Written request
Collect all lines below with the string "désespoir".

==*==

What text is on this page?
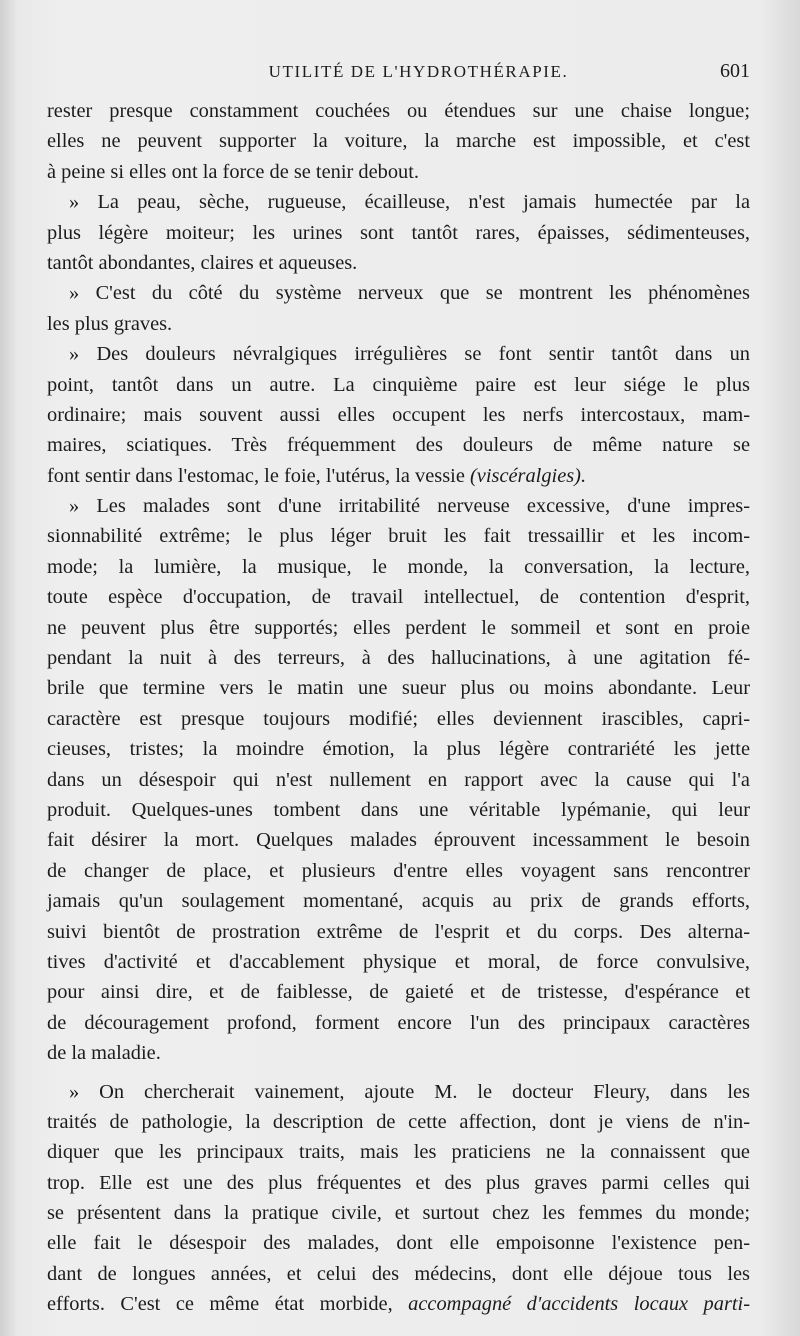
UTILITÉ DE L'HYDROTHÉRAPIE.	601
rester presque constamment couchées ou étendues sur une chaise longue;
elles ne peuvent supporter la voiture, la marche est impossible, et c'est
à peine si elles ont la force de se tenir debout.
» La peau, sèche, rugueuse, écailleuse, n'est jamais humectée par la
plus légère moiteur; les urines sont tantôt rares, épaisses, sédimenteuses,
tantôt abondantes, claires et aqueuses.
» C'est du côté du système nerveux que se montrent les phénomènes
les plus graves.
» Des douleurs névralgiques irrégulières se font sentir tantôt dans un
point, tantôt dans un autre. La cinquième paire est leur siége le plus
ordinaire; mais souvent aussi elles occupent les nerfs intercostaux, mam-
maires, sciatiques. Très fréquemment des douleurs de même nature se
font sentir dans l'estomac, le foie, l'utérus, la vessie (viscéralgies).
» Les malades sont d'une irritabilité nerveuse excessive, d'une impres-
sionnabilité extrême; le plus léger bruit les fait tressaillir et les incom-
mode; la lumière, la musique, le monde, la conversation, la lecture,
toute espèce d'occupation, de travail intellectuel, de contention d'esprit,
ne peuvent plus être supportés; elles perdent le sommeil et sont en proie
pendant la nuit à des terreurs, à des hallucinations, à une agitation fé-
brile que termine vers le matin une sueur plus ou moins abondante. Leur
caractère est presque toujours modifié; elles deviennent irascibles, capri-
cieuses, tristes; la moindre émotion, la plus légère contrariété les jette
dans un désespoir qui n'est nullement en rapport avec la cause qui l'a
produit. Quelques-unes tombent dans une véritable lypémanie, qui leur
fait désirer la mort. Quelques malades éprouvent incessamment le besoin
de changer de place, et plusieurs d'entre elles voyagent sans rencontrer
jamais qu'un soulagement momentané, acquis au prix de grands efforts,
suivi bientôt de prostration extrême de l'esprit et du corps. Des alterna-
tives d'activité et d'accablement physique et moral, de force convulsive,
pour ainsi dire, et de faiblesse, de gaieté et de tristesse, d'espérance et
de découragement profond, forment encore l'un des principaux caractères
de la maladie.
» On chercherait vainement, ajoute M. le docteur Fleury, dans les
traités de pathologie, la description de cette affection, dont je viens de n'in-
diquer que les principaux traits, mais les praticiens ne la connaissent que
trop. Elle est une des plus fréquentes et des plus graves parmi celles qui
se présentent dans la pratique civile, et surtout chez les femmes du monde;
elle fait le désespoir des malades, dont elle empoisonne l'existence pen-
dant de longues années, et celui des médecins, dont elle déjoue tous les
efforts. C'est ce même état morbide, accompagné d'accidents locaux parti-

==*==

Result for this exercise
dans un désespoir qui n'est nullement en rapport avec la cause qui l'a
elle fait le désespoir des malades, dont elle empoisonne l'existence pen-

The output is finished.